[Challenge] Gather all lines from the material that contain "text".

Begin

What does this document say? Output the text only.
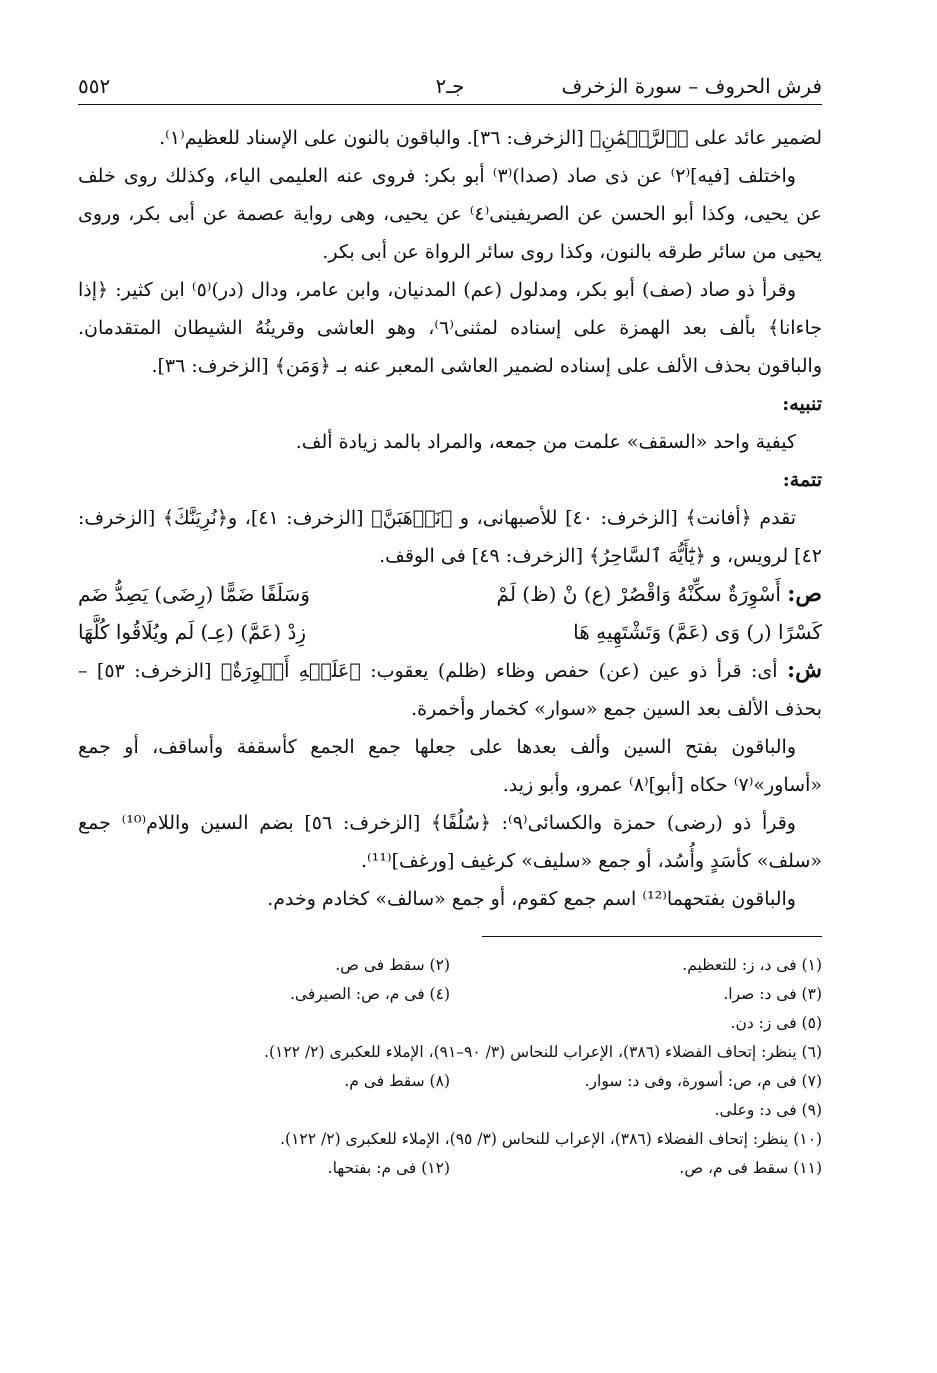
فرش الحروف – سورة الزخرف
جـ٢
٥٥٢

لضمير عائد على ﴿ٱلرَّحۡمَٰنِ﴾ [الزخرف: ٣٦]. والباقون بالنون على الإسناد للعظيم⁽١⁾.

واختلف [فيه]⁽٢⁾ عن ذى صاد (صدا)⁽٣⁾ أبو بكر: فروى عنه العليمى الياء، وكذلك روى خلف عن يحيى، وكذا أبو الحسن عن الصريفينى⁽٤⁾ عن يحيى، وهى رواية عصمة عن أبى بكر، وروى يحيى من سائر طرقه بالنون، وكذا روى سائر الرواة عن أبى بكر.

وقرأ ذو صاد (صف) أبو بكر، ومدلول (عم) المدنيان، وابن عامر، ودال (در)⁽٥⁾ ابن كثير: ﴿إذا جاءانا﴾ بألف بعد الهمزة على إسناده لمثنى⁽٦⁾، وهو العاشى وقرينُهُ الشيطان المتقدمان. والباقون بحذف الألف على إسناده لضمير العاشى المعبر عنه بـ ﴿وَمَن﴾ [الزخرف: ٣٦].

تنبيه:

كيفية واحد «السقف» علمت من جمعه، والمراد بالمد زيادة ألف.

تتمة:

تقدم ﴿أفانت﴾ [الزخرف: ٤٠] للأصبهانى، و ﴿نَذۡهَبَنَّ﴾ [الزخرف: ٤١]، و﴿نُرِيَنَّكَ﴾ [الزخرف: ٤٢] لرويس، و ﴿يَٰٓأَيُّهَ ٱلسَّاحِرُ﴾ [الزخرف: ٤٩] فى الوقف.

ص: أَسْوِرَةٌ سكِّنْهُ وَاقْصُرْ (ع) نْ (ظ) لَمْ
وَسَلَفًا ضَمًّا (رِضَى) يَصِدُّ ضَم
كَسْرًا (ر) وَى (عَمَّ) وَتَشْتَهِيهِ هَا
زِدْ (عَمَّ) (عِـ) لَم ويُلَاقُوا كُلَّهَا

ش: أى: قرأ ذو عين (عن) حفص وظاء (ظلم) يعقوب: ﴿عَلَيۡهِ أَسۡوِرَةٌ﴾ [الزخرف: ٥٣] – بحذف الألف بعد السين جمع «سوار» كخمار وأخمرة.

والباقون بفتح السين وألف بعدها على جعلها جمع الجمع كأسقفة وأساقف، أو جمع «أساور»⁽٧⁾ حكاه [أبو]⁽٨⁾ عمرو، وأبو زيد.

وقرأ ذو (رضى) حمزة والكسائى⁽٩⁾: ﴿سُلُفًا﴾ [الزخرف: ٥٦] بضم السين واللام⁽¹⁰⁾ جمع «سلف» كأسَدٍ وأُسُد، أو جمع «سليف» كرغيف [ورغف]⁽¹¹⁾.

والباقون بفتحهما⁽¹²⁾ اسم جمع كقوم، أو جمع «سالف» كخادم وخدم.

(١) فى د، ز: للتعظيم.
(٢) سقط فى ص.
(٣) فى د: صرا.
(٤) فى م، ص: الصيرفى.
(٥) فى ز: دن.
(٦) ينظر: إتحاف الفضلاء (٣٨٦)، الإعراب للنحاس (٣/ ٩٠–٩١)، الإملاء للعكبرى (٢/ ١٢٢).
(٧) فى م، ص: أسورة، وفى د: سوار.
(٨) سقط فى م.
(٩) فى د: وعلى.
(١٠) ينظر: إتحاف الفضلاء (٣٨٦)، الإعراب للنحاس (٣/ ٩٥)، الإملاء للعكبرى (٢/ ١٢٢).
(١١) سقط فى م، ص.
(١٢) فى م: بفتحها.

End
Begin

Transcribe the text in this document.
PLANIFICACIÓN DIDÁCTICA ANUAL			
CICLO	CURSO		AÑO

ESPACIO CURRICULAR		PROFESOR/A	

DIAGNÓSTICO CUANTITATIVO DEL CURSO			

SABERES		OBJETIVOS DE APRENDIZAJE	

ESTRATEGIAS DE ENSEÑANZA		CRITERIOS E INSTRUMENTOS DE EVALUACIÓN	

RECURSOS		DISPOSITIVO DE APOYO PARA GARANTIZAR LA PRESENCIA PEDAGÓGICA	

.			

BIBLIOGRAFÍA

End

[Written response]
What does this document say? Output the text only.
Transcribe the text in this document.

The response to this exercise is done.